▸ **TASK GOAL**: Using the data below, repeat all of it precisely.

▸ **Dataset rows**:

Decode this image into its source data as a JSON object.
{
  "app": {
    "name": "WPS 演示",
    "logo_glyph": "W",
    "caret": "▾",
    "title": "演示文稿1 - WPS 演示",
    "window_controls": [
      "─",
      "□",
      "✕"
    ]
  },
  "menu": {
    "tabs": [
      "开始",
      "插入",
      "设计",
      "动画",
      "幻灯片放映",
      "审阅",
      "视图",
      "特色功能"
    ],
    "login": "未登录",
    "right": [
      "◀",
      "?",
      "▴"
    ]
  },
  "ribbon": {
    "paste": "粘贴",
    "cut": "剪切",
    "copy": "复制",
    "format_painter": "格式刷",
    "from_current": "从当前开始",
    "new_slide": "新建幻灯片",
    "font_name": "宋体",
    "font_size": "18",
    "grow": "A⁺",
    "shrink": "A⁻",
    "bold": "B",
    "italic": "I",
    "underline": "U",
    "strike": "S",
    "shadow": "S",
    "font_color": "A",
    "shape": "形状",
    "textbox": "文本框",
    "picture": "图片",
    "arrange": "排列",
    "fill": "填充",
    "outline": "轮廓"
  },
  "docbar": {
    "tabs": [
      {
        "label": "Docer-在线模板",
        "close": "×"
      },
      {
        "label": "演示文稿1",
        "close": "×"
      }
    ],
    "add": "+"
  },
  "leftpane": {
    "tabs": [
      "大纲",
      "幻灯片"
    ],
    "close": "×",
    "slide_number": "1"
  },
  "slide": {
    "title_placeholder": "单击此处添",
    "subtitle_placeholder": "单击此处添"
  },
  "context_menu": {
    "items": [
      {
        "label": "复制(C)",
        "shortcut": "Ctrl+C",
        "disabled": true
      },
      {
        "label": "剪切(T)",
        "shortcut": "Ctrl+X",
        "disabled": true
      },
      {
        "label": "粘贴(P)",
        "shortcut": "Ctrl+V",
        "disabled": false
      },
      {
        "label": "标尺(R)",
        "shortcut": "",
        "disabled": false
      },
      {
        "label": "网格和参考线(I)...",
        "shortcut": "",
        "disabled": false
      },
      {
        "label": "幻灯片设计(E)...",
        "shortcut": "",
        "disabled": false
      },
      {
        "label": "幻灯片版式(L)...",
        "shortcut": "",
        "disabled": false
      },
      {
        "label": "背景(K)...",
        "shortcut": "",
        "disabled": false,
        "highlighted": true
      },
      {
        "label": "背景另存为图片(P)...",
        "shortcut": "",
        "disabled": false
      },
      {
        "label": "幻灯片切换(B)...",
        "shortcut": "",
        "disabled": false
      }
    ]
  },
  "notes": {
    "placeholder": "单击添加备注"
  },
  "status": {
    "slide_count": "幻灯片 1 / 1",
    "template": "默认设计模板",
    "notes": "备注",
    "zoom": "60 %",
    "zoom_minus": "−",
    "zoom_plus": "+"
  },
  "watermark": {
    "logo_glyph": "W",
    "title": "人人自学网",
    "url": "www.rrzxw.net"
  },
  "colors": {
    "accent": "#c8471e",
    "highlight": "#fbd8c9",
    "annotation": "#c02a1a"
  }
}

▸ **WORKED ANSWER**:
Decode this image into its source data as a JSON object.
{
  "app": {
    "name": "WPS 演示",
    "logo_glyph": "W",
    "caret": "▾",
    "title": "演示文稿1 - WPS 演示",
    "window_controls": [
      "─",
      "□",
      "✕"
    ]
  },
  "menu": {
    "tabs": [
      "开始",
      "插入",
      "设计",
      "动画",
      "幻灯片放映",
      "审阅",
      "视图",
      "特色功能"
    ],
    "login": "未登录",
    "right": [
      "◀",
      "?",
      "▴"
    ]
  },
  "ribbon": {
    "paste": "粘贴",
    "cut": "剪切",
    "copy": "复制",
    "format_painter": "格式刷",
    "from_current": "从当前开始",
    "new_slide": "新建幻灯片",
    "font_name": "宋体",
    "font_size": "18",
    "grow": "A⁺",
    "shrink": "A⁻",
    "bold": "B",
    "italic": "I",
    "underline": "U",
    "strike": "S",
    "shadow": "S",
    "font_color": "A",
    "shape": "形状",
    "textbox": "文本框",
    "picture": "图片",
    "arrange": "排列",
    "fill": "填充",
    "outline": "轮廓"
  },
  "docbar": {
    "tabs": [
      {
        "label": "Docer-在线模板",
        "close": "×"
      },
      {
        "label": "演示文稿1",
        "close": "×"
      }
    ],
    "add": "+"
  },
  "leftpane": {
    "tabs": [
      "大纲",
      "幻灯片"
    ],
    "close": "×",
    "slide_number": "1"
  },
  "slide": {
    "title_placeholder": "单击此处添",
    "subtitle_placeholder": "单击此处添"
  },
  "context_menu": {
    "items": [
      {
        "label": "复制(C)",
        "shortcut": "Ctrl+C",
        "disabled": true
      },
      {
        "label": "剪切(T)",
        "shortcut": "Ctrl+X",
        "disabled": true
      },
      {
        "label": "粘贴(P)",
        "shortcut": "Ctrl+V",
        "disabled": false
      },
      {
        "label": "标尺(R)",
        "shortcut": "",
        "disabled": false
      },
      {
        "label": "网格和参考线(I)...",
        "shortcut": "",
        "disabled": false
      },
      {
        "label": "幻灯片设计(E)...",
        "shortcut": "",
        "disabled": false
      },
      {
        "label": "幻灯片版式(L)...",
        "shortcut": "",
        "disabled": false
      },
      {
        "label": "背景(K)...",
        "shortcut": "",
        "disabled": false,
        "highlighted": true
      },
      {
        "label": "背景另存为图片(P)...",
        "shortcut": "",
        "disabled": false
      },
      {
        "label": "幻灯片切换(B)...",
        "shortcut": "",
        "disabled": false
      }
    ]
  },
  "notes": {
    "placeholder": "单击添加备注"
  },
  "status": {
    "slide_count": "幻灯片 1 / 1",
    "template": "默认设计模板",
    "notes": "备注",
    "zoom": "60 %",
    "zoom_minus": "−",
    "zoom_plus": "+"
  },
  "watermark": {
    "logo_glyph": "W",
    "title": "人人自学网",
    "url": "www.rrzxw.net"
  },
  "colors": {
    "accent": "#c8471e",
    "highlight": "#fbd8c9",
    "annotation": "#c02a1a"
  }
}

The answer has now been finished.